%%

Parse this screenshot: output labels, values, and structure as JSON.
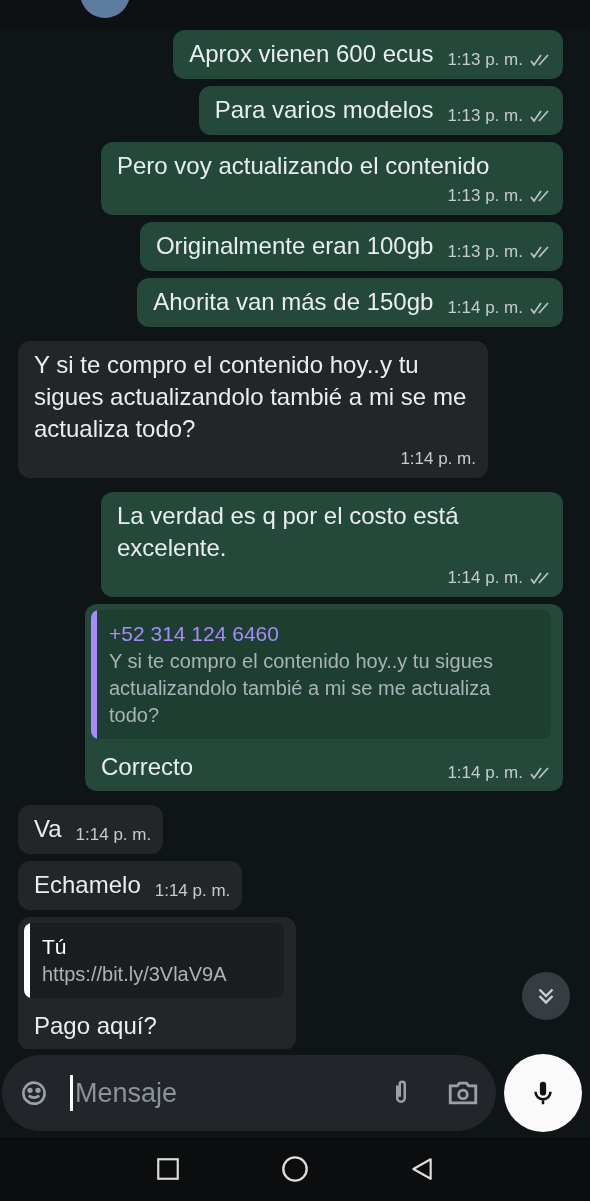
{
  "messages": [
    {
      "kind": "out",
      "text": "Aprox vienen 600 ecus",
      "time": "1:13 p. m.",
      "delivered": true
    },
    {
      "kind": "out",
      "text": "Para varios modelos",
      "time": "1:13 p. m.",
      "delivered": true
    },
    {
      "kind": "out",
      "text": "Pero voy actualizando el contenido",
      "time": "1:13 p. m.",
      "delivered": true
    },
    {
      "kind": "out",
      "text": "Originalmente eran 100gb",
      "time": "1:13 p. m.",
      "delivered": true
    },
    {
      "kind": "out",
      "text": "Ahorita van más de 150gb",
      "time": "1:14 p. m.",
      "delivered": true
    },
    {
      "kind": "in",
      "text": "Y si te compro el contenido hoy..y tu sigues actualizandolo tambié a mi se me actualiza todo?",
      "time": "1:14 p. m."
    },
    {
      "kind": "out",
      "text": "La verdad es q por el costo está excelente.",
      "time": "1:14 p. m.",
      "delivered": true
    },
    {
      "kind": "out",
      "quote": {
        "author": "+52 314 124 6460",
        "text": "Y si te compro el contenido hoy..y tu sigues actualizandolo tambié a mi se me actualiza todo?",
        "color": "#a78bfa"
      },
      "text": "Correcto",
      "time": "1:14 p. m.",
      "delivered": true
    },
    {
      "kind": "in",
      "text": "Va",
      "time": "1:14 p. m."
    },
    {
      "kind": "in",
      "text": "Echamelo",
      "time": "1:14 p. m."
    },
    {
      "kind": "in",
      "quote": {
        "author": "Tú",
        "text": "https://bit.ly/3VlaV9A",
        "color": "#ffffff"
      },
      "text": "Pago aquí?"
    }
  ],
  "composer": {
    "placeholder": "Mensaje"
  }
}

%%
%%

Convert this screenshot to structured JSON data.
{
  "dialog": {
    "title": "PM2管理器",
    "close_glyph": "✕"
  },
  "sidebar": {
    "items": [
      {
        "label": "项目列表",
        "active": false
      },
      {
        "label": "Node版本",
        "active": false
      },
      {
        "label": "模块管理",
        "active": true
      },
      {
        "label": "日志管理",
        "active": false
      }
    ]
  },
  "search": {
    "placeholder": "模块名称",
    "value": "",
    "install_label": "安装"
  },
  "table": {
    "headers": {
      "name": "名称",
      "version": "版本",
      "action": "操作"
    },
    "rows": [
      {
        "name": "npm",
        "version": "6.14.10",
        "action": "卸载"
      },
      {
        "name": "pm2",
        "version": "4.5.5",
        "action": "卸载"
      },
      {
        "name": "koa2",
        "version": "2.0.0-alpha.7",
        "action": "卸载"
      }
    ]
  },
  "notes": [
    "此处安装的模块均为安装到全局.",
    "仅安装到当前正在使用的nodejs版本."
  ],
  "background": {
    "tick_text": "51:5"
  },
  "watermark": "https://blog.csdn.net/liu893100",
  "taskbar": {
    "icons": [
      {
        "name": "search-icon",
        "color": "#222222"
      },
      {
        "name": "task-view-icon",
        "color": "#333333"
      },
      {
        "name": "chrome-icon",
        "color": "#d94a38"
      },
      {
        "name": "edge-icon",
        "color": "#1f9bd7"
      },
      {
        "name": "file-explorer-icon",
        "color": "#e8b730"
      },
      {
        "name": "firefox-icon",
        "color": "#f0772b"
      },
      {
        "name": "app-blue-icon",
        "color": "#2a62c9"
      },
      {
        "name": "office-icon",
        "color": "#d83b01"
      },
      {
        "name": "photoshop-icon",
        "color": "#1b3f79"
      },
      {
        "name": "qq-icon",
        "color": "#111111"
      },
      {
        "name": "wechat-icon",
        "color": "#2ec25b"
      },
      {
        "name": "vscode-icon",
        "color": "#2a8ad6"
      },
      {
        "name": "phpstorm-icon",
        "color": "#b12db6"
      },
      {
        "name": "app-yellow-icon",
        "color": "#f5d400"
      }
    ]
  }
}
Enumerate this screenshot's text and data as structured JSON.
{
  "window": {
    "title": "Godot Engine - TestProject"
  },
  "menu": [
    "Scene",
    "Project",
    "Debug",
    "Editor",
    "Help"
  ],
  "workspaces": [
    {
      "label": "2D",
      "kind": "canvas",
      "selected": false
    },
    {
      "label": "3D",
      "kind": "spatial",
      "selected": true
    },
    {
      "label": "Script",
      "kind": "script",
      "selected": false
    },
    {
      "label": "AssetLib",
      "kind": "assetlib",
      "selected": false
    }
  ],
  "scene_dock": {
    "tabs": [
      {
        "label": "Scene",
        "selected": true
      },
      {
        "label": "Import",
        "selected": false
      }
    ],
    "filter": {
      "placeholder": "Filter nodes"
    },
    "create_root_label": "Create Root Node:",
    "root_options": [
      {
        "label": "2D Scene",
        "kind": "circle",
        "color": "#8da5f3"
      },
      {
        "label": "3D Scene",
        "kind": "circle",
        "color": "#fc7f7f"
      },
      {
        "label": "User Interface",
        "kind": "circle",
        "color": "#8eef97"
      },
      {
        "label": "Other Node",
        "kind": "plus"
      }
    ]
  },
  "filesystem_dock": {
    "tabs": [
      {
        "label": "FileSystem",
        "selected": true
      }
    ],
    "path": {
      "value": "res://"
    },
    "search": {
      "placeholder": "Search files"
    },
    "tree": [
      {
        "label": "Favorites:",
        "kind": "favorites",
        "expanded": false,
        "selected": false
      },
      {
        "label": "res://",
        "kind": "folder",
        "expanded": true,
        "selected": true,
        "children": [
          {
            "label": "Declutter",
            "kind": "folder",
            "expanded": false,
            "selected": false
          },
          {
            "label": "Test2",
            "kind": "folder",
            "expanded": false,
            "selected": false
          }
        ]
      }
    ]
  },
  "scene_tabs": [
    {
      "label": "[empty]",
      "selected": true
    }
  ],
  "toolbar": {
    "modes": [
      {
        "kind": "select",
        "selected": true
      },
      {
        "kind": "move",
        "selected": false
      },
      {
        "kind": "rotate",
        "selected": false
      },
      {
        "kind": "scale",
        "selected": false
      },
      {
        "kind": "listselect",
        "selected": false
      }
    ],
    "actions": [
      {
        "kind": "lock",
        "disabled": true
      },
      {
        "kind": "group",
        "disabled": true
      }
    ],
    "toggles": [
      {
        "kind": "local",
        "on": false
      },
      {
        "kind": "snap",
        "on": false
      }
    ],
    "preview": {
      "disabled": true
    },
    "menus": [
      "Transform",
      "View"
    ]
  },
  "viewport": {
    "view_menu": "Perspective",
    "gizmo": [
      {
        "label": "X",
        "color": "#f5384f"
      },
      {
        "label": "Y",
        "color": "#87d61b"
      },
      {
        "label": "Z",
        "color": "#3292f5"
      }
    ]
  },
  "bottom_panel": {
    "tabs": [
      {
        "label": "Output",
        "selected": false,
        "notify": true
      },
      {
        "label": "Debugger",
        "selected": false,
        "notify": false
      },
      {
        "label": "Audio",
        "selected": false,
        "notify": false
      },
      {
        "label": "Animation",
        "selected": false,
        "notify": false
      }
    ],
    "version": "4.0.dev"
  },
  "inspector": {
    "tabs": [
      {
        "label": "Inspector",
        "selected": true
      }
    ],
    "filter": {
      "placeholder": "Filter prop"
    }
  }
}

%%
%%

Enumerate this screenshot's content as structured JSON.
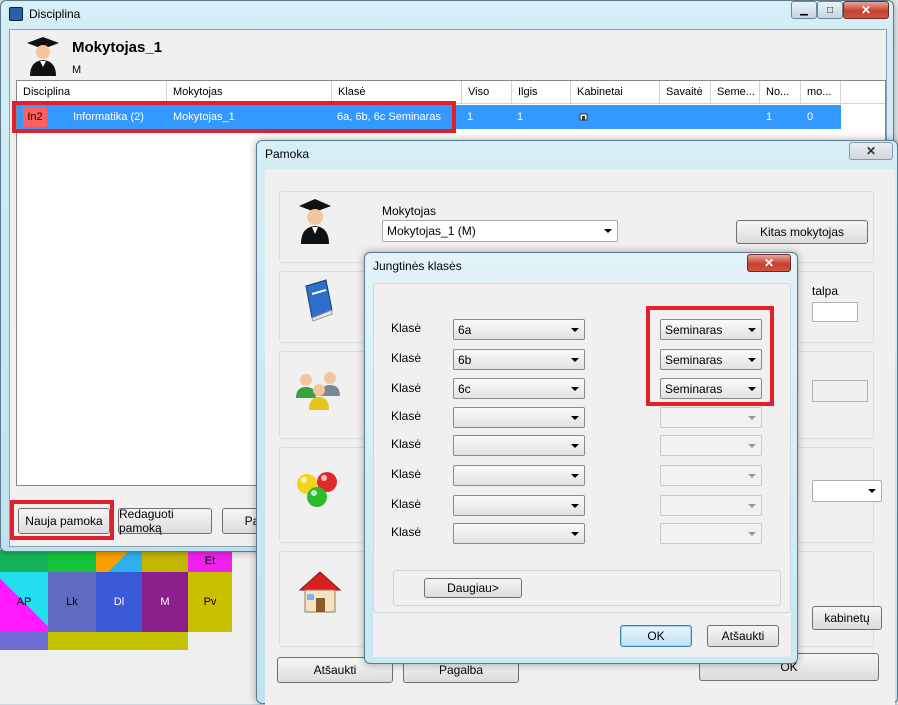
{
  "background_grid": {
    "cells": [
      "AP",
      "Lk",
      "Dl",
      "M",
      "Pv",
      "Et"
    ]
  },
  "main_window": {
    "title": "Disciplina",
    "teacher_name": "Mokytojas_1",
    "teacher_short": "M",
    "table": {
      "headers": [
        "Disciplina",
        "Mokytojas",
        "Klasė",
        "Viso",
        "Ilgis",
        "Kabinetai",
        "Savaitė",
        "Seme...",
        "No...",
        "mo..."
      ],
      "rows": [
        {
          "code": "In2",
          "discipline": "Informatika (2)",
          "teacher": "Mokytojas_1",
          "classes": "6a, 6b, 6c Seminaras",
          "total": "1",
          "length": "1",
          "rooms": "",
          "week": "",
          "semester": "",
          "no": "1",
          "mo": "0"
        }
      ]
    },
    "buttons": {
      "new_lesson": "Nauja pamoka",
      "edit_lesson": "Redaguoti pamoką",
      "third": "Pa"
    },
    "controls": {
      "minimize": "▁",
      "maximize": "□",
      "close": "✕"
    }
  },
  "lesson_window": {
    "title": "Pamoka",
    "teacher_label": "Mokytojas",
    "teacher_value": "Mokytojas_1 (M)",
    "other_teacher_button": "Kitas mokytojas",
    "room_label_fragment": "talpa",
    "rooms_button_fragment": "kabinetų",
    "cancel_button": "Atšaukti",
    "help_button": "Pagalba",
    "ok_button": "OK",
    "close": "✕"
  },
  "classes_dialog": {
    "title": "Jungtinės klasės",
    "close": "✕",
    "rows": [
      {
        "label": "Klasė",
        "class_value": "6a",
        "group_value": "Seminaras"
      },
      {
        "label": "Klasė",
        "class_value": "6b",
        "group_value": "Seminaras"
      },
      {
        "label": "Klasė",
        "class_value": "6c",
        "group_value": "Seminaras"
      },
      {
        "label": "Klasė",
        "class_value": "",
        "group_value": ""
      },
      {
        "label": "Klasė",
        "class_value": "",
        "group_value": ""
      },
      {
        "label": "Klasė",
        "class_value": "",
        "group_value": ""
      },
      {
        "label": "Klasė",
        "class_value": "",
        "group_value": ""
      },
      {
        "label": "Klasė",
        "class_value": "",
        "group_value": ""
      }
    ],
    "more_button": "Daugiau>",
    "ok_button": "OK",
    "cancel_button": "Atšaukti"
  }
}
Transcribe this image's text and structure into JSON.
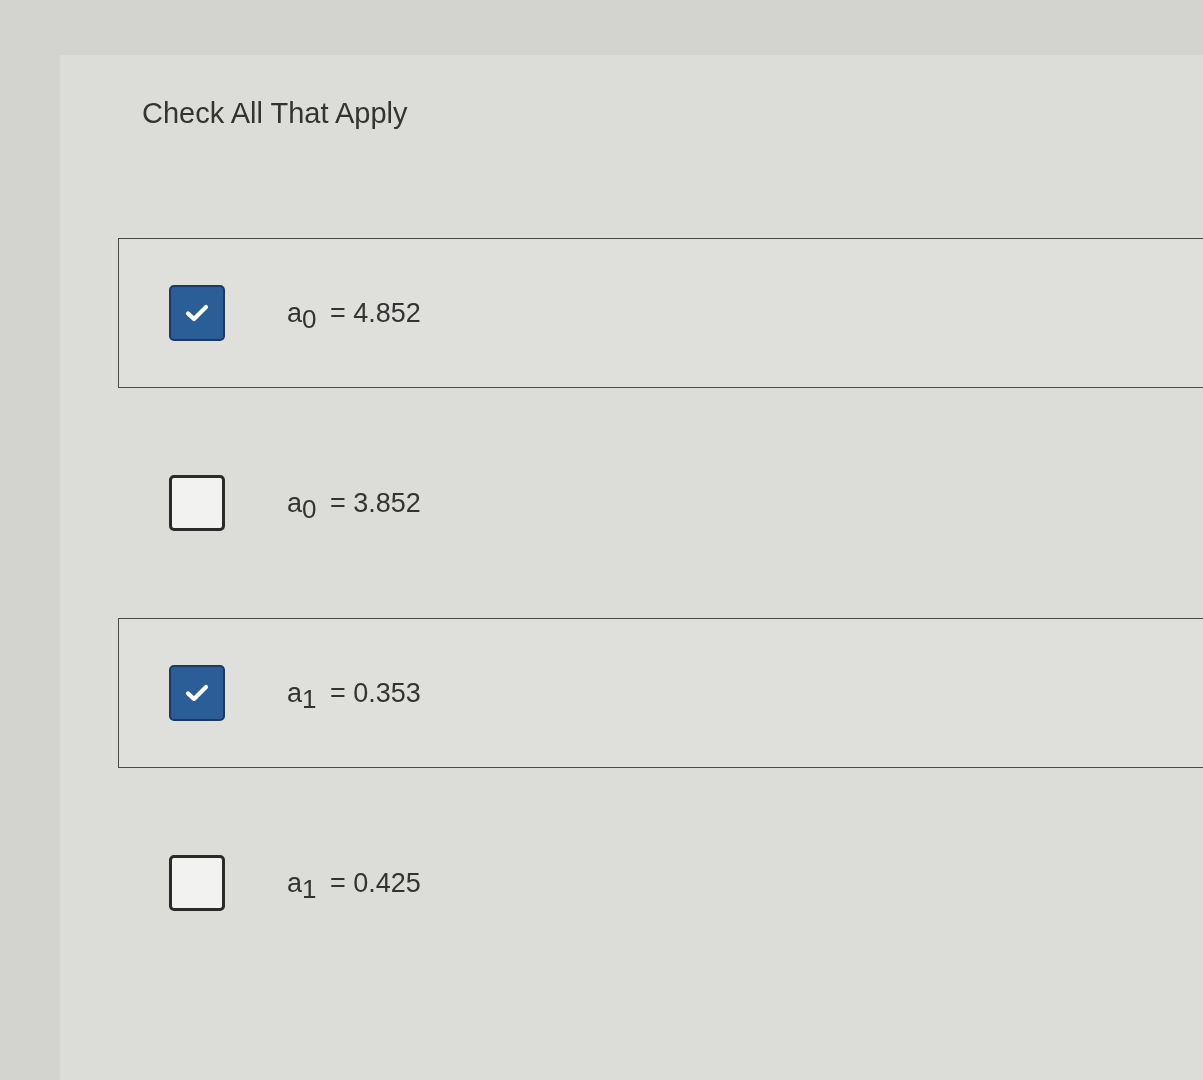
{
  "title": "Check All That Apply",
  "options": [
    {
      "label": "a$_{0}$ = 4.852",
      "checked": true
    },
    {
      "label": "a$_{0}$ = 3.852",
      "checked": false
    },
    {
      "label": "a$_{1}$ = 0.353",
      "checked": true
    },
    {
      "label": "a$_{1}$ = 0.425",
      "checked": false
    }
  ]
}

%%

(WHAT THIS TASK INVOLVES) Search the listing for the word "data". Copy every line in which it occurs.

(SOLUTION FOR THIS PROBLEM)
Convert this screenshot to structured JSON data.
Enumerate this screenshot's text and data as structured JSON.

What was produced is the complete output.